**ESTRATTO**.

La spinta verso yuan e blockchain non cancella il dollaro, ma alza il prezzo della fedeltà delle petromonarchie, un contesto utile per un collega che segue l'economia globale.

Le petromonarchie sfidano il dollaro Flusso della storia e fatti chiave
La chiusura dello Stretto di Hormuz ha messo sotto pressione le esportazioni energetiche delle petromonarchie del Golfo, accelerando una strategia di diversificazione finanziaria che minaccia il dominio storico del dollaro nel commercio del petrolio. Nonostante l'80% del greggio globale sia ancora scambiato in dollari, Paesi come Emirati Arabi Uniti e Arabia Saudita stanno spingendo per pagamenti in valute locali e attraverso sistemi digitali come mBridge, una piattaforma basata su blockchain sviluppata con la Cina e la Banca dei Regolamenti Internazionali. Questa mossa non segna una rottura con gli Stati Uniti, ma un rafforzamento del loro potere contrattuale.

**VOCI FORNITE**.
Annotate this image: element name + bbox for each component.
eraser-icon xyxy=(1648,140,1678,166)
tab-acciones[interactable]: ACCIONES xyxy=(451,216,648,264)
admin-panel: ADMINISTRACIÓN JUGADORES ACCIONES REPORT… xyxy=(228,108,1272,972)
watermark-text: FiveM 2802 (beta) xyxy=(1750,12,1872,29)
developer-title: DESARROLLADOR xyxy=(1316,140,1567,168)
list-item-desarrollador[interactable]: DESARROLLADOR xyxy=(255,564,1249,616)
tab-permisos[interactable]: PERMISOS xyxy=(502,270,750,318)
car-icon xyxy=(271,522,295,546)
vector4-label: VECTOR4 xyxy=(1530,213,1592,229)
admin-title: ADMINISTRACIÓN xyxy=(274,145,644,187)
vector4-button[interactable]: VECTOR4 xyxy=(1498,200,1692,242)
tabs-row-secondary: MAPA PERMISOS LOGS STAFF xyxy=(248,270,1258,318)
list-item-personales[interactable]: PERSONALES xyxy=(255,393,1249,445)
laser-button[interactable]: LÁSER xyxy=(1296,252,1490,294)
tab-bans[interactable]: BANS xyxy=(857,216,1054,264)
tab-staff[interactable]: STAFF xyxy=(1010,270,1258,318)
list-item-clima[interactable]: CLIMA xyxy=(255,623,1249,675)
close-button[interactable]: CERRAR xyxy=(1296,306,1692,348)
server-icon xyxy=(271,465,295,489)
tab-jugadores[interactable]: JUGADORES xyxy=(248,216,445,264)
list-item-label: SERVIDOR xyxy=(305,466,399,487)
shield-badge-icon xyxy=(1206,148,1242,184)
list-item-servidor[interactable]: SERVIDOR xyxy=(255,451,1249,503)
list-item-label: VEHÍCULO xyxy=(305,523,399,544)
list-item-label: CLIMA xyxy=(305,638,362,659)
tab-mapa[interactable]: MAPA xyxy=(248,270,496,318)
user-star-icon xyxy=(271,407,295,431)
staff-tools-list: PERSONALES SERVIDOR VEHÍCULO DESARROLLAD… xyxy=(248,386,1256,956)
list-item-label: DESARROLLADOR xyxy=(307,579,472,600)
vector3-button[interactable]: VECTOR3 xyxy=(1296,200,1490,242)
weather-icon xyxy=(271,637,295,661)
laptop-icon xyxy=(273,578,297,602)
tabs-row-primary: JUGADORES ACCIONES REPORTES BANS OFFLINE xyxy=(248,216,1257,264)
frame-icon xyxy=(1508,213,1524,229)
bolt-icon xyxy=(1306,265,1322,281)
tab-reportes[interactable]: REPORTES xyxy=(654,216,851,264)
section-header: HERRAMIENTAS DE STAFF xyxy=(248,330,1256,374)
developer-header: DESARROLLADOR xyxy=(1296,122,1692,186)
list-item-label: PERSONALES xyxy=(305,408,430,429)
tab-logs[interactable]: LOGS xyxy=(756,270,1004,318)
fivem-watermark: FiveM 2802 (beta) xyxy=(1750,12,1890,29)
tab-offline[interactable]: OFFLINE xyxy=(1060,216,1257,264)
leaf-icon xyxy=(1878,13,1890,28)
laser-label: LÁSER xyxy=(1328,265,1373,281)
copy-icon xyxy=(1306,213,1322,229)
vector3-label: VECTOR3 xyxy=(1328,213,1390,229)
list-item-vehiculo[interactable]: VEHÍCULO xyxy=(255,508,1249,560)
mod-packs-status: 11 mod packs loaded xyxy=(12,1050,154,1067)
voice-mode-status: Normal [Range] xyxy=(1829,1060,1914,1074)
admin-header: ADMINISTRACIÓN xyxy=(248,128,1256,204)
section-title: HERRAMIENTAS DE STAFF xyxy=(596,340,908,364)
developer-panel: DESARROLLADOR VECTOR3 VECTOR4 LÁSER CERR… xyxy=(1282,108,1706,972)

**COMPITO DA SVOLGERE**.
Riscrivi la parte dell'estratto che comincia con le parole "Le petromonarchie sfidano" e finisce con "loro potere contrattuale.", mettendo "monarchie petrolifere" al posto di "petromonarchie". Il materiale non ha nessun legame con l'estratto.

**RISPOSTA**.
Le monarchie petrolifere sfidano il dollaro Flusso della storia e fatti chiave
La chiusura dello Stretto di Hormuz ha messo sotto pressione le esportazioni energetiche delle monarchie petrolifere del Golfo, accelerando una strategia di diversificazione finanziaria che minaccia il dominio storico del dollaro nel commercio del petrolio. Nonostante l'80% del greggio globale sia ancora scambiato in dollari, Paesi come Emirati Arabi Uniti e Arabia Saudita stanno spingendo per pagamenti in valute locali e attraverso sistemi digitali come mBridge, una piattaforma basata su blockchain sviluppata con la Cina e la Banca dei Regolamenti Internazionali. Questa mossa non segna una rottura con gli Stati Uniti, ma un rafforzamento del loro potere contrattuale.